Objective:
Can you reproduce the data beneath, keeping every line exact?

+++

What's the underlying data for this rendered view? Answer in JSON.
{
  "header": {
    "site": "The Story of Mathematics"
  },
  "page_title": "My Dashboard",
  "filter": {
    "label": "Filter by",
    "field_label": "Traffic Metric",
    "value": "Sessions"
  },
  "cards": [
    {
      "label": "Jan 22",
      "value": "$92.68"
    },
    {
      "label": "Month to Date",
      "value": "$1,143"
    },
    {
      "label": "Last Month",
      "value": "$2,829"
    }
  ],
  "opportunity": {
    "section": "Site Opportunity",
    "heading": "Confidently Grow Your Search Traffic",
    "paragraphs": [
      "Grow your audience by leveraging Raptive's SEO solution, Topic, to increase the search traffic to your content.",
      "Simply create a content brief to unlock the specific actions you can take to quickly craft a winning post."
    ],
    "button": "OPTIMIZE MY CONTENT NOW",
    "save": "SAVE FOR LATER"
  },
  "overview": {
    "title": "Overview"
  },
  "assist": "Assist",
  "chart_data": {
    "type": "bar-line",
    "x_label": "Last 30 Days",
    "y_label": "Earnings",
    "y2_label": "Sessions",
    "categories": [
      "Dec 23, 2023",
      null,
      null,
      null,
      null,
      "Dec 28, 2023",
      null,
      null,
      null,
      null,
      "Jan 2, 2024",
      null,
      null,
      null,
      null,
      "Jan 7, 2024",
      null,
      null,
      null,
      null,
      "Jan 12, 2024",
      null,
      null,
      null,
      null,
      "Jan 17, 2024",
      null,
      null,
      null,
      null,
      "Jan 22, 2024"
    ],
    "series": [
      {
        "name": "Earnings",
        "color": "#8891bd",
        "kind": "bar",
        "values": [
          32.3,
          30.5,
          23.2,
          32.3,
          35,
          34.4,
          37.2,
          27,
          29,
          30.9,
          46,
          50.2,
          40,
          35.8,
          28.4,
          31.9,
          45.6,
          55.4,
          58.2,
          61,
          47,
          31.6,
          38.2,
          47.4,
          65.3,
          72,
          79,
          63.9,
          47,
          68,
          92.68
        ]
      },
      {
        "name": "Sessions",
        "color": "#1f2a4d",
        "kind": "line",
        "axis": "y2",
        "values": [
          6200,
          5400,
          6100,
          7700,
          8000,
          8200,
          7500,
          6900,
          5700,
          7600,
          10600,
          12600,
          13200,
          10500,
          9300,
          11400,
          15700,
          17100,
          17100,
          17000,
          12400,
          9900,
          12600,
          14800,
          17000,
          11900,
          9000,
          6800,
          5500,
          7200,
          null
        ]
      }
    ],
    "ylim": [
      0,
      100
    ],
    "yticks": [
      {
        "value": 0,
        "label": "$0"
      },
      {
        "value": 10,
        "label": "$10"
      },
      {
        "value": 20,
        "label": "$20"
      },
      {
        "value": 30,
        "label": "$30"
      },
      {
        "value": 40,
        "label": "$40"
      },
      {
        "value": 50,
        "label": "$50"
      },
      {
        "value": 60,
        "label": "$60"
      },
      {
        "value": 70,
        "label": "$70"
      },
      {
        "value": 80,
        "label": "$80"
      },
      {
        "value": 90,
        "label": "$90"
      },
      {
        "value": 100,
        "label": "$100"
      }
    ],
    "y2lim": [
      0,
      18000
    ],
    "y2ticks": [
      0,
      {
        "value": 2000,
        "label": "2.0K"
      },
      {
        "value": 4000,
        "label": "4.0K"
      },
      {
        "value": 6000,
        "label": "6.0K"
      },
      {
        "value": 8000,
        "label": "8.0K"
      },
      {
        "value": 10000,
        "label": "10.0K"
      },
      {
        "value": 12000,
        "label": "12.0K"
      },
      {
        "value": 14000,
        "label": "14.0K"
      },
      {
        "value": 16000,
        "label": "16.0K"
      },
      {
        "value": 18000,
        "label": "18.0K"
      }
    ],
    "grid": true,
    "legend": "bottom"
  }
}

+++

Written response:
What's the underlying data for this rendered view? Answer in JSON.
{
  "header": {
    "site": "The Story of Mathematics"
  },
  "page_title": "My Dashboard",
  "filter": {
    "label": "Filter by",
    "field_label": "Traffic Metric",
    "value": "Sessions"
  },
  "cards": [
    {
      "label": "Jan 22",
      "value": "$92.68"
    },
    {
      "label": "Month to Date",
      "value": "$1,143"
    },
    {
      "label": "Last Month",
      "value": "$2,829"
    }
  ],
  "opportunity": {
    "section": "Site Opportunity",
    "heading": "Confidently Grow Your Search Traffic",
    "paragraphs": [
      "Grow your audience by leveraging Raptive's SEO solution, Topic, to increase the search traffic to your content.",
      "Simply create a content brief to unlock the specific actions you can take to quickly craft a winning post."
    ],
    "button": "OPTIMIZE MY CONTENT NOW",
    "save": "SAVE FOR LATER"
  },
  "overview": {
    "title": "Overview"
  },
  "assist": "Assist",
  "chart_data": {
    "type": "bar-line",
    "x_label": "Last 30 Days",
    "y_label": "Earnings",
    "y2_label": "Sessions",
    "categories": [
      "Dec 23, 2023",
      null,
      null,
      null,
      null,
      "Dec 28, 2023",
      null,
      null,
      null,
      null,
      "Jan 2, 2024",
      null,
      null,
      null,
      null,
      "Jan 7, 2024",
      null,
      null,
      null,
      null,
      "Jan 12, 2024",
      null,
      null,
      null,
      null,
      "Jan 17, 2024",
      null,
      null,
      null,
      null,
      "Jan 22, 2024"
    ],
    "series": [
      {
        "name": "Earnings",
        "color": "#8891bd",
        "kind": "bar",
        "values": [
          32.3,
          30.5,
          23.2,
          32.3,
          35,
          34.4,
          37.2,
          27,
          29,
          30.9,
          46,
          50.2,
          40,
          35.8,
          28.4,
          31.9,
          45.6,
          55.4,
          58.2,
          61,
          47,
          31.6,
          38.2,
          47.4,
          65.3,
          72,
          79,
          63.9,
          47,
          68,
          92.68
        ]
      },
      {
        "name": "Sessions",
        "color": "#1f2a4d",
        "kind": "line",
        "axis": "y2",
        "values": [
          6200,
          5400,
          6100,
          7700,
          8000,
          8200,
          7500,
          6900,
          5700,
          7600,
          10600,
          12600,
          13200,
          10500,
          9300,
          11400,
          15700,
          17100,
          17100,
          17000,
          12400,
          9900,
          12600,
          14800,
          17000,
          11900,
          9000,
          6800,
          5500,
          7200,
          null
        ]
      }
    ],
    "ylim": [
      0,
      100
    ],
    "yticks": [
      {
        "value": 0,
        "label": "$0"
      },
      {
        "value": 10,
        "label": "$10"
      },
      {
        "value": 20,
        "label": "$20"
      },
      {
        "value": 30,
        "label": "$30"
      },
      {
        "value": 40,
        "label": "$40"
      },
      {
        "value": 50,
        "label": "$50"
      },
      {
        "value": 60,
        "label": "$60"
      },
      {
        "value": 70,
        "label": "$70"
      },
      {
        "value": 80,
        "label": "$80"
      },
      {
        "value": 90,
        "label": "$90"
      },
      {
        "value": 100,
        "label": "$100"
      }
    ],
    "y2lim": [
      0,
      18000
    ],
    "y2ticks": [
      0,
      {
        "value": 2000,
        "label": "2.0K"
      },
      {
        "value": 4000,
        "label": "4.0K"
      },
      {
        "value": 6000,
        "label": "6.0K"
      },
      {
        "value": 8000,
        "label": "8.0K"
      },
      {
        "value": 10000,
        "label": "10.0K"
      },
      {
        "value": 12000,
        "label": "12.0K"
      },
      {
        "value": 14000,
        "label": "14.0K"
      },
      {
        "value": 16000,
        "label": "16.0K"
      },
      {
        "value": 18000,
        "label": "18.0K"
      }
    ],
    "grid": true,
    "legend": "bottom"
  }
}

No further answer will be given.